▸ **Task to carry out**: Identify every line containing the word "PLATE" and reproduce each one.
● ● ●
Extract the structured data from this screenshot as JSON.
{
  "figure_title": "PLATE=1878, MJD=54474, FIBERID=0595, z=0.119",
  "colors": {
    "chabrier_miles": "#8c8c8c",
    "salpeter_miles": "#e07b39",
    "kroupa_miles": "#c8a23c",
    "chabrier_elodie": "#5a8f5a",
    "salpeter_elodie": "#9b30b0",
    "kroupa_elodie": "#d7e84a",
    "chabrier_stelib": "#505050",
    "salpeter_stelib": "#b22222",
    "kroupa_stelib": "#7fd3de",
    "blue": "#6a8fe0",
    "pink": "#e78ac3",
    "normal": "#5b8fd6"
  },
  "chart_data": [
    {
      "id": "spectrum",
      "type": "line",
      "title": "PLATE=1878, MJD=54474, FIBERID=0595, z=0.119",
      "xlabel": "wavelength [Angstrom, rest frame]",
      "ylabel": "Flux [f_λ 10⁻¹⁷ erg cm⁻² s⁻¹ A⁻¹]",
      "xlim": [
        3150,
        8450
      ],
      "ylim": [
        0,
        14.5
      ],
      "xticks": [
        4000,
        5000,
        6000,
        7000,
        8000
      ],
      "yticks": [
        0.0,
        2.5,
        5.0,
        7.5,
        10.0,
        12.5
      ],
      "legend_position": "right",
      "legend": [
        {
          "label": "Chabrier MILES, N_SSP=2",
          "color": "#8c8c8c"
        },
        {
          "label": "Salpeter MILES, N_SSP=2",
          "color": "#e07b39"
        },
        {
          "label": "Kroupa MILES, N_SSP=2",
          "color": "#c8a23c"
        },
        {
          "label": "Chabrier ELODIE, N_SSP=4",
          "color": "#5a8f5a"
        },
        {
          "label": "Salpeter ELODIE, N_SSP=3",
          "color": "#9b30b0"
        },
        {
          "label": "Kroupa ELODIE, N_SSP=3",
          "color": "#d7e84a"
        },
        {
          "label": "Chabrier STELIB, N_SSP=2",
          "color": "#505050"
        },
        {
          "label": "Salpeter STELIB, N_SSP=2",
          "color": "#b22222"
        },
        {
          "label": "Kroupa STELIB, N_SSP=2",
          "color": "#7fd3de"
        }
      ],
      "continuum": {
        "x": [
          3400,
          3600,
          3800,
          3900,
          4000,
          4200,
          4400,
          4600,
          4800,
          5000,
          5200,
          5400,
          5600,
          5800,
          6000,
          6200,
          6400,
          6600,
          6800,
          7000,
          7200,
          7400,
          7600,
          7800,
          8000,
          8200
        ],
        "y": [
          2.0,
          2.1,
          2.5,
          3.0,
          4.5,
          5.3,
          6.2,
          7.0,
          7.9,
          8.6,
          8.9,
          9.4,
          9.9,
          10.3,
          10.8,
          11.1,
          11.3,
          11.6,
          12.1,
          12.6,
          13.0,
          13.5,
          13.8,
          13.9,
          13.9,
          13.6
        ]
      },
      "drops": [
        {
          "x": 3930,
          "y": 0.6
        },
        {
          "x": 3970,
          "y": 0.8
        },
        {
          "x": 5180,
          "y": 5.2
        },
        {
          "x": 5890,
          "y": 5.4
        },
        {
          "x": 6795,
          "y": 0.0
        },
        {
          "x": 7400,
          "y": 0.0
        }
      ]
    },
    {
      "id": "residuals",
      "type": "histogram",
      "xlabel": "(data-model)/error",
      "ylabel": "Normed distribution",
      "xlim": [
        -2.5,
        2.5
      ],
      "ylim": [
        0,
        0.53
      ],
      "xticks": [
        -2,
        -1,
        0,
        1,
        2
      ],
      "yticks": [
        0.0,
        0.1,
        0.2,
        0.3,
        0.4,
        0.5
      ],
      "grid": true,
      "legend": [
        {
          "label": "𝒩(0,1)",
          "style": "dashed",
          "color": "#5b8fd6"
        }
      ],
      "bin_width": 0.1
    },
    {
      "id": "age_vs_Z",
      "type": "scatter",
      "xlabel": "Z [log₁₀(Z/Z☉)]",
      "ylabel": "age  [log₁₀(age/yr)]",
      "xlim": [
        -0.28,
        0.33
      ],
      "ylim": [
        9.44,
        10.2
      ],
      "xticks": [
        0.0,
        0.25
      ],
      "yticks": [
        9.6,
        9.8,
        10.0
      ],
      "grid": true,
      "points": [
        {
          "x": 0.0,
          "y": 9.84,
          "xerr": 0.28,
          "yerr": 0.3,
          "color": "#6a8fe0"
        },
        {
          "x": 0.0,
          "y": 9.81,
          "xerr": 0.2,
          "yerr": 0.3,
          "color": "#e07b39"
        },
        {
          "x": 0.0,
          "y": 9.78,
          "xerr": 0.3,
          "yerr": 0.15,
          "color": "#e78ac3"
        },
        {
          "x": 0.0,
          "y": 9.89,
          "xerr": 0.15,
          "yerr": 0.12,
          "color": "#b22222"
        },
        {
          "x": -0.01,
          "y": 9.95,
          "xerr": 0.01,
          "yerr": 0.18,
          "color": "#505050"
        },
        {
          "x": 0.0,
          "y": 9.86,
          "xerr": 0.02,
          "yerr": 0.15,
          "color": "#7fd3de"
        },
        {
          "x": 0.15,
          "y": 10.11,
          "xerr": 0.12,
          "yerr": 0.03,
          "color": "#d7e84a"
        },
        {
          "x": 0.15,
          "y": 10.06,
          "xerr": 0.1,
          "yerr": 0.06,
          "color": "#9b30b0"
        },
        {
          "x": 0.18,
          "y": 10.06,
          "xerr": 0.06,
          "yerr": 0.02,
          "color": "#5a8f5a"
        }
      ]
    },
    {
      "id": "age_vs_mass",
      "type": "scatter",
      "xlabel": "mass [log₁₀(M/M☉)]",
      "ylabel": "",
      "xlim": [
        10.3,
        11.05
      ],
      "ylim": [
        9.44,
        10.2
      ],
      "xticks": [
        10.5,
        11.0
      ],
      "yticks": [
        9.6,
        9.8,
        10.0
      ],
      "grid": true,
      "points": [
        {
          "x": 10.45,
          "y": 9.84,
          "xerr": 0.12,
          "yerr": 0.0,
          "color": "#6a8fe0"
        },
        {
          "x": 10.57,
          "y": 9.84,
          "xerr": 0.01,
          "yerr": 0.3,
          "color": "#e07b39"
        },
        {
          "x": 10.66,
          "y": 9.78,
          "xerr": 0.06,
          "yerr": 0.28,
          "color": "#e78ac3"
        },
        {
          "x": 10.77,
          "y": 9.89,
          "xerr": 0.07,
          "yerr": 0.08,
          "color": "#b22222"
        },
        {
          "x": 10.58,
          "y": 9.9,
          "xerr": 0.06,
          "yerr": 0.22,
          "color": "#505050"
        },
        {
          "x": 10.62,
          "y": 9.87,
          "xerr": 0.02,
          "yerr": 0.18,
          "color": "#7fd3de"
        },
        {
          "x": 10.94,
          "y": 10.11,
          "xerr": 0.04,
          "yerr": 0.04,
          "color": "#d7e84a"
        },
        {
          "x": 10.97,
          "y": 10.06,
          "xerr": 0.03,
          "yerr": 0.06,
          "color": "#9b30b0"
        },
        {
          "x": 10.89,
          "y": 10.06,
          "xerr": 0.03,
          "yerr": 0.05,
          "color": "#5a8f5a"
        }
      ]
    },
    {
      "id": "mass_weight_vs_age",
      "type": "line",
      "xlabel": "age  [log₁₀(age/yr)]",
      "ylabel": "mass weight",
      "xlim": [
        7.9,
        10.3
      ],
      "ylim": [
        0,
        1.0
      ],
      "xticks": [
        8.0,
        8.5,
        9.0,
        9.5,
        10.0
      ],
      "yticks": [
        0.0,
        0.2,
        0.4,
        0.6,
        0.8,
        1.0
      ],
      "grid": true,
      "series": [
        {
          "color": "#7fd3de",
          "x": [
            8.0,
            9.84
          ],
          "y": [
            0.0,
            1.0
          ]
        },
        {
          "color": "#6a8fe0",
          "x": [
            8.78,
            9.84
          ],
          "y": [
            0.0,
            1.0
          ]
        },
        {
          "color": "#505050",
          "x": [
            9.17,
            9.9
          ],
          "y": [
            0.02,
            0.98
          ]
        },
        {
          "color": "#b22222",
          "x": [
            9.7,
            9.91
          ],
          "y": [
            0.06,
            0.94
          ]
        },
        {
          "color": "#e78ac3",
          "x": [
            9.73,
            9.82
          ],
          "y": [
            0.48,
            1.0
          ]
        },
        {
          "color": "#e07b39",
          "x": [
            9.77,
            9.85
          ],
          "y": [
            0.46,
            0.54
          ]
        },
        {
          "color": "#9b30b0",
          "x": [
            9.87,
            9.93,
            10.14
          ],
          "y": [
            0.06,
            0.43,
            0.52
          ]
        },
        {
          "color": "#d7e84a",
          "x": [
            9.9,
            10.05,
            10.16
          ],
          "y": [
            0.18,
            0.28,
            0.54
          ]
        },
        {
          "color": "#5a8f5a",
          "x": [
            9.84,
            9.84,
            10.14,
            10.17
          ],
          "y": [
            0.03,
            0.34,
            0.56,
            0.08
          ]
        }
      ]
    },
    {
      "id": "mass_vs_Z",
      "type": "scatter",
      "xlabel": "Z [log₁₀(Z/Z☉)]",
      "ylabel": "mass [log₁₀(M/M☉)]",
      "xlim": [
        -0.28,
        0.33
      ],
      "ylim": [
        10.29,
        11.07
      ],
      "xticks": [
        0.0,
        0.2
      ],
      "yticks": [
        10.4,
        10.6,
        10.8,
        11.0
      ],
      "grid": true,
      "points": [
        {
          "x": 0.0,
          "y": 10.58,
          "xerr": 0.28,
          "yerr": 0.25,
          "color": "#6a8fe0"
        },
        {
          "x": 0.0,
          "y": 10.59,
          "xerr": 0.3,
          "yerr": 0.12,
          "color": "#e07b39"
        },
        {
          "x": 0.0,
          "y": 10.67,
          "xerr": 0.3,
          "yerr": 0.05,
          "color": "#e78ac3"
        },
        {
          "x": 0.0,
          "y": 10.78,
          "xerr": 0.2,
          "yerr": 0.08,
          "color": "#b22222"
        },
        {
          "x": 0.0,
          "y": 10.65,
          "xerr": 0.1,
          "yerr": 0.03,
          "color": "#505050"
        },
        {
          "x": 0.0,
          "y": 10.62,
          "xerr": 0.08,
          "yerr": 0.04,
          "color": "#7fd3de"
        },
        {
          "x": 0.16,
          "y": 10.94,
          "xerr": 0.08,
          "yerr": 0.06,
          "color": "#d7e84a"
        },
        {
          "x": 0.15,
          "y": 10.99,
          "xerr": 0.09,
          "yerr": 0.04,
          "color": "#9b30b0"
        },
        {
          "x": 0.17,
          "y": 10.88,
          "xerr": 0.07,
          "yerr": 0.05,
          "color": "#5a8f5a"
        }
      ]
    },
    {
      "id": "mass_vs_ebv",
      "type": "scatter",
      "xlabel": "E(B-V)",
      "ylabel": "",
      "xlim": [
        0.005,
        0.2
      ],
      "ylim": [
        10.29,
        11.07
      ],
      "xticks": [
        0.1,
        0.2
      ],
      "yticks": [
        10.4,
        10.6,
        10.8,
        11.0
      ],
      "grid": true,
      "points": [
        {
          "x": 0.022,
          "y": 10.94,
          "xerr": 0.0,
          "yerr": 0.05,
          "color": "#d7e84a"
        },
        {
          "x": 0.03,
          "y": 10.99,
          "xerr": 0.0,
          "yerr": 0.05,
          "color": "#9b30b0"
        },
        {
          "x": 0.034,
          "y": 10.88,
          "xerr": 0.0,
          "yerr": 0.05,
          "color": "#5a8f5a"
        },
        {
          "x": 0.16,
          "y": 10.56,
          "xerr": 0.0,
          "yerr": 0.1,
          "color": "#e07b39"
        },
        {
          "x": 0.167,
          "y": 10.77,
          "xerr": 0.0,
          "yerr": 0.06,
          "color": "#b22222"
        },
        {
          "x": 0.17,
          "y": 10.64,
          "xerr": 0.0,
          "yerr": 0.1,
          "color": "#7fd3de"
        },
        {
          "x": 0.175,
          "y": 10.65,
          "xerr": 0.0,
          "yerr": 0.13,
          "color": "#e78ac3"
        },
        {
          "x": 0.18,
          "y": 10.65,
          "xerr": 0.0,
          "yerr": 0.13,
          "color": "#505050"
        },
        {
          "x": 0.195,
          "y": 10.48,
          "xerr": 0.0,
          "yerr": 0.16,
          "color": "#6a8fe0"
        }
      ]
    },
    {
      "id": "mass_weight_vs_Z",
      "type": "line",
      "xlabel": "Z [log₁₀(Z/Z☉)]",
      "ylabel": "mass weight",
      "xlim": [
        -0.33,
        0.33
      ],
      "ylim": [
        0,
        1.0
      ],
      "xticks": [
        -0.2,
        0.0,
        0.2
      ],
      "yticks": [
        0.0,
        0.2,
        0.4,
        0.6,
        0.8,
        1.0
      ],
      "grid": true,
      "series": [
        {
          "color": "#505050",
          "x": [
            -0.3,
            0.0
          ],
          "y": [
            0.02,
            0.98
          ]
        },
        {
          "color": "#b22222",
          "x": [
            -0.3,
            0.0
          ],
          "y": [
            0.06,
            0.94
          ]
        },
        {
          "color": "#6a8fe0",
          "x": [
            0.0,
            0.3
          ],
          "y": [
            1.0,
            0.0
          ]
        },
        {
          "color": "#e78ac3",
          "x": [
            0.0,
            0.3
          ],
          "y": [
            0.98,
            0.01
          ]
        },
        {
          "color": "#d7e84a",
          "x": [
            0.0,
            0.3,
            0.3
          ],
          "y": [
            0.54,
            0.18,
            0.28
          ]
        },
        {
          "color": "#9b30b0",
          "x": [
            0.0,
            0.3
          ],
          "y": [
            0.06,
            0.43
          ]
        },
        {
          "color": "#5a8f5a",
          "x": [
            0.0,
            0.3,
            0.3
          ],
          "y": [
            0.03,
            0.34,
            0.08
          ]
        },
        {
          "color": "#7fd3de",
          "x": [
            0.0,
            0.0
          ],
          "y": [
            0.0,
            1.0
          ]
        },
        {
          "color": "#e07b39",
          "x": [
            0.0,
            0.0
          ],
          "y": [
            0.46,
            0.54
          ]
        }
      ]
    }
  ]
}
● ● ●
▸ **Expected answer**:
  "figure_title": "PLATE=1878, MJD=54474, FIBERID=0595, z=0.119",
      "title": "PLATE=1878, MJD=54474, FIBERID=0595, z=0.119",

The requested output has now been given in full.